--- WRITTEN INSTRUCTION ---
Omit every picture while repeating the entries exactly.

------------------------------------------------------------

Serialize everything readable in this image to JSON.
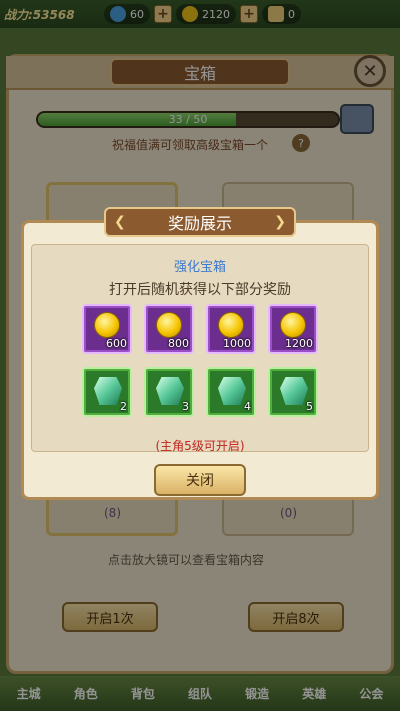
{
  "topbar": {
    "power_label": "战力:53568",
    "gem_count": "60",
    "gold_count": "2120",
    "ticket_count": "0"
  },
  "panel": {
    "title": "宝箱",
    "progress_text": "33 / 50",
    "progress_fraction": 0.66,
    "bless_text": "祝福值满可领取高级宝箱一个",
    "help_symbol": "?",
    "left_count": "(8)",
    "right_count": "(0)",
    "hint": "点击放大镜可以查看宝箱内容",
    "open1_label": "开启1次",
    "open8_label": "开启8次",
    "footer_tabs": [
      "主城",
      "角色",
      "背包",
      "组队",
      "锻造",
      "英雄",
      "公会"
    ]
  },
  "modal": {
    "title": "奖励展示",
    "subtitle": "强化宝箱",
    "description": "打开后随机获得以下部分奖励",
    "gold_rewards": [
      {
        "icon": "gold-coin-icon",
        "qty": "600"
      },
      {
        "icon": "gold-coin-icon",
        "qty": "800"
      },
      {
        "icon": "gold-coin-icon",
        "qty": "1000"
      },
      {
        "icon": "gold-coin-icon",
        "qty": "1200"
      }
    ],
    "gem_rewards": [
      {
        "icon": "green-gem-icon",
        "qty": "2"
      },
      {
        "icon": "green-gem-icon",
        "qty": "3"
      },
      {
        "icon": "green-gem-icon",
        "qty": "4"
      },
      {
        "icon": "green-gem-icon",
        "qty": "5"
      }
    ],
    "note": "(主角5级可开启)",
    "close_label": "关闭"
  },
  "colors": {
    "gold_slot": "#6b2e8e",
    "gem_slot": "#2a7a2a",
    "note_red": "#c0231c",
    "subtitle_blue": "#3a7ad0"
  }
}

------------------------------------------------------------

--- ANSWER TO THIS TASK ---
Serialize everything readable in this image to JSON.
{
  "topbar": {
    "power_label": "战力:53568",
    "gem_count": "60",
    "gold_count": "2120",
    "ticket_count": "0"
  },
  "panel": {
    "title": "宝箱",
    "progress_text": "33 / 50",
    "progress_fraction": 0.66,
    "bless_text": "祝福值满可领取高级宝箱一个",
    "help_symbol": "?",
    "left_count": "(8)",
    "right_count": "(0)",
    "hint": "点击放大镜可以查看宝箱内容",
    "open1_label": "开启1次",
    "open8_label": "开启8次",
    "footer_tabs": [
      "主城",
      "角色",
      "背包",
      "组队",
      "锻造",
      "英雄",
      "公会"
    ]
  },
  "modal": {
    "title": "奖励展示",
    "subtitle": "强化宝箱",
    "description": "打开后随机获得以下部分奖励",
    "gold_rewards": [
      {
        "icon": "gold-coin-icon",
        "qty": "600"
      },
      {
        "icon": "gold-coin-icon",
        "qty": "800"
      },
      {
        "icon": "gold-coin-icon",
        "qty": "1000"
      },
      {
        "icon": "gold-coin-icon",
        "qty": "1200"
      }
    ],
    "gem_rewards": [
      {
        "icon": "green-gem-icon",
        "qty": "2"
      },
      {
        "icon": "green-gem-icon",
        "qty": "3"
      },
      {
        "icon": "green-gem-icon",
        "qty": "4"
      },
      {
        "icon": "green-gem-icon",
        "qty": "5"
      }
    ],
    "note": "(主角5级可开启)",
    "close_label": "关闭"
  },
  "colors": {
    "gold_slot": "#6b2e8e",
    "gem_slot": "#2a7a2a",
    "note_red": "#c0231c",
    "subtitle_blue": "#3a7ad0"
  }
}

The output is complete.